┌─ RECORDS PROVIDED
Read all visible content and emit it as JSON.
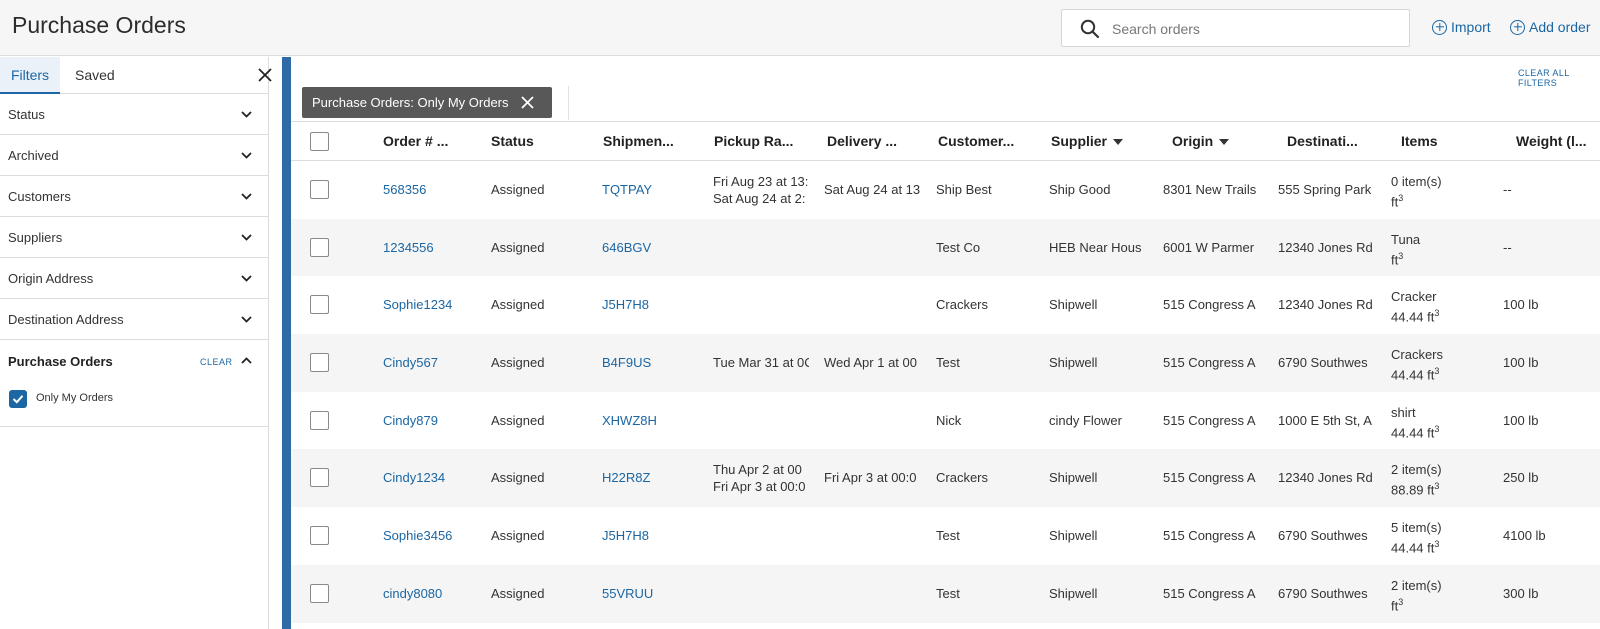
{
  "header": {
    "title": "Purchase Orders",
    "search_placeholder": "Search orders",
    "import_label": "Import",
    "add_order_label": "Add order"
  },
  "sidebar": {
    "tabs": [
      "Filters",
      "Saved"
    ],
    "filters": [
      "Status",
      "Archived",
      "Customers",
      "Suppliers",
      "Origin Address",
      "Destination Address"
    ],
    "purchase_orders": {
      "label": "Purchase Orders",
      "clear_label": "CLEAR",
      "option_label": "Only My Orders",
      "option_checked": true
    }
  },
  "main": {
    "clear_all_label": "CLEAR ALL FILTERS",
    "chip_label": "Purchase Orders: Only My Orders"
  },
  "table": {
    "columns": [
      "Order # ...",
      "Status",
      "Shipmen...",
      "Pickup Ra...",
      "Delivery ...",
      "Customer...",
      "Supplier",
      "Origin",
      "Destinati...",
      "Items",
      "Weight (l..."
    ],
    "rows": [
      {
        "order": "568356",
        "status": "Assigned",
        "shipment": "TQTPAY",
        "pickup1": "Fri Aug 23 at 13:",
        "pickup2": "Sat Aug 24 at 2:",
        "delivery": "Sat Aug 24 at 13",
        "customer": "Ship Best",
        "supplier": "Ship Good",
        "origin": "8301 New Trails",
        "destination": "555 Spring Park",
        "items1": "0 item(s)",
        "items2": "ft",
        "weight": "--"
      },
      {
        "order": "1234556",
        "status": "Assigned",
        "shipment": "646BGV",
        "pickup1": "",
        "pickup2": "",
        "delivery": "",
        "customer": "Test Co",
        "supplier": "HEB Near Hous",
        "origin": "6001 W Parmer",
        "destination": "12340 Jones Rd",
        "items1": "Tuna",
        "items2": "ft",
        "weight": "--"
      },
      {
        "order": "Sophie1234",
        "status": "Assigned",
        "shipment": "J5H7H8",
        "pickup1": "",
        "pickup2": "",
        "delivery": "",
        "customer": "Crackers",
        "supplier": "Shipwell",
        "origin": "515 Congress A",
        "destination": "12340 Jones Rd",
        "items1": "Cracker",
        "items2": "44.44 ft",
        "weight": "100 lb"
      },
      {
        "order": "Cindy567",
        "status": "Assigned",
        "shipment": "B4F9US",
        "pickup1": "Tue Mar 31 at 0C",
        "pickup2": "",
        "delivery": "Wed Apr 1 at 00",
        "customer": "Test",
        "supplier": "Shipwell",
        "origin": "515 Congress A",
        "destination": "6790 Southwes",
        "items1": "Crackers",
        "items2": "44.44 ft",
        "weight": "100 lb"
      },
      {
        "order": "Cindy879",
        "status": "Assigned",
        "shipment": "XHWZ8H",
        "pickup1": "",
        "pickup2": "",
        "delivery": "",
        "customer": "Nick",
        "supplier": "cindy Flower",
        "origin": "515 Congress A",
        "destination": "1000 E 5th St, A",
        "items1": "shirt",
        "items2": "44.44 ft",
        "weight": "100 lb"
      },
      {
        "order": "Cindy1234",
        "status": "Assigned",
        "shipment": "H22R8Z",
        "pickup1": "Thu Apr 2 at 00",
        "pickup2": "Fri Apr 3 at 00:0",
        "delivery": "Fri Apr 3 at 00:0",
        "customer": "Crackers",
        "supplier": "Shipwell",
        "origin": "515 Congress A",
        "destination": "12340 Jones Rd",
        "items1": "2 item(s)",
        "items2": "88.89 ft",
        "weight": "250 lb"
      },
      {
        "order": "Sophie3456",
        "status": "Assigned",
        "shipment": "J5H7H8",
        "pickup1": "",
        "pickup2": "",
        "delivery": "",
        "customer": "Test",
        "supplier": "Shipwell",
        "origin": "515 Congress A",
        "destination": "6790 Southwes",
        "items1": "5 item(s)",
        "items2": "44.44 ft",
        "weight": "4100 lb"
      },
      {
        "order": "cindy8080",
        "status": "Assigned",
        "shipment": "55VRUU",
        "pickup1": "",
        "pickup2": "",
        "delivery": "",
        "customer": "Test",
        "supplier": "Shipwell",
        "origin": "515 Congress A",
        "destination": "6790 Southwes",
        "items1": "2 item(s)",
        "items2": "ft",
        "weight": "300 lb"
      }
    ]
  }
}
└─
* STATED GOAL: Reproduce the full listing above verbatim, with no pictures included.

* SOLUTION FOR THIS PROBLEM:
Read all visible content and emit it as JSON.
{
  "header": {
    "title": "Purchase Orders",
    "search_placeholder": "Search orders",
    "import_label": "Import",
    "add_order_label": "Add order"
  },
  "sidebar": {
    "tabs": [
      "Filters",
      "Saved"
    ],
    "filters": [
      "Status",
      "Archived",
      "Customers",
      "Suppliers",
      "Origin Address",
      "Destination Address"
    ],
    "purchase_orders": {
      "label": "Purchase Orders",
      "clear_label": "CLEAR",
      "option_label": "Only My Orders",
      "option_checked": true
    }
  },
  "main": {
    "clear_all_label": "CLEAR ALL FILTERS",
    "chip_label": "Purchase Orders: Only My Orders"
  },
  "table": {
    "columns": [
      "Order # ...",
      "Status",
      "Shipmen...",
      "Pickup Ra...",
      "Delivery ...",
      "Customer...",
      "Supplier",
      "Origin",
      "Destinati...",
      "Items",
      "Weight (l..."
    ],
    "rows": [
      {
        "order": "568356",
        "status": "Assigned",
        "shipment": "TQTPAY",
        "pickup1": "Fri Aug 23 at 13:",
        "pickup2": "Sat Aug 24 at 2:",
        "delivery": "Sat Aug 24 at 13",
        "customer": "Ship Best",
        "supplier": "Ship Good",
        "origin": "8301 New Trails",
        "destination": "555 Spring Park",
        "items1": "0 item(s)",
        "items2": "ft",
        "weight": "--"
      },
      {
        "order": "1234556",
        "status": "Assigned",
        "shipment": "646BGV",
        "pickup1": "",
        "pickup2": "",
        "delivery": "",
        "customer": "Test Co",
        "supplier": "HEB Near Hous",
        "origin": "6001 W Parmer",
        "destination": "12340 Jones Rd",
        "items1": "Tuna",
        "items2": "ft",
        "weight": "--"
      },
      {
        "order": "Sophie1234",
        "status": "Assigned",
        "shipment": "J5H7H8",
        "pickup1": "",
        "pickup2": "",
        "delivery": "",
        "customer": "Crackers",
        "supplier": "Shipwell",
        "origin": "515 Congress A",
        "destination": "12340 Jones Rd",
        "items1": "Cracker",
        "items2": "44.44 ft",
        "weight": "100 lb"
      },
      {
        "order": "Cindy567",
        "status": "Assigned",
        "shipment": "B4F9US",
        "pickup1": "Tue Mar 31 at 0C",
        "pickup2": "",
        "delivery": "Wed Apr 1 at 00",
        "customer": "Test",
        "supplier": "Shipwell",
        "origin": "515 Congress A",
        "destination": "6790 Southwes",
        "items1": "Crackers",
        "items2": "44.44 ft",
        "weight": "100 lb"
      },
      {
        "order": "Cindy879",
        "status": "Assigned",
        "shipment": "XHWZ8H",
        "pickup1": "",
        "pickup2": "",
        "delivery": "",
        "customer": "Nick",
        "supplier": "cindy Flower",
        "origin": "515 Congress A",
        "destination": "1000 E 5th St, A",
        "items1": "shirt",
        "items2": "44.44 ft",
        "weight": "100 lb"
      },
      {
        "order": "Cindy1234",
        "status": "Assigned",
        "shipment": "H22R8Z",
        "pickup1": "Thu Apr 2 at 00",
        "pickup2": "Fri Apr 3 at 00:0",
        "delivery": "Fri Apr 3 at 00:0",
        "customer": "Crackers",
        "supplier": "Shipwell",
        "origin": "515 Congress A",
        "destination": "12340 Jones Rd",
        "items1": "2 item(s)",
        "items2": "88.89 ft",
        "weight": "250 lb"
      },
      {
        "order": "Sophie3456",
        "status": "Assigned",
        "shipment": "J5H7H8",
        "pickup1": "",
        "pickup2": "",
        "delivery": "",
        "customer": "Test",
        "supplier": "Shipwell",
        "origin": "515 Congress A",
        "destination": "6790 Southwes",
        "items1": "5 item(s)",
        "items2": "44.44 ft",
        "weight": "4100 lb"
      },
      {
        "order": "cindy8080",
        "status": "Assigned",
        "shipment": "55VRUU",
        "pickup1": "",
        "pickup2": "",
        "delivery": "",
        "customer": "Test",
        "supplier": "Shipwell",
        "origin": "515 Congress A",
        "destination": "6790 Southwes",
        "items1": "2 item(s)",
        "items2": "ft",
        "weight": "300 lb"
      }
    ]
  }
}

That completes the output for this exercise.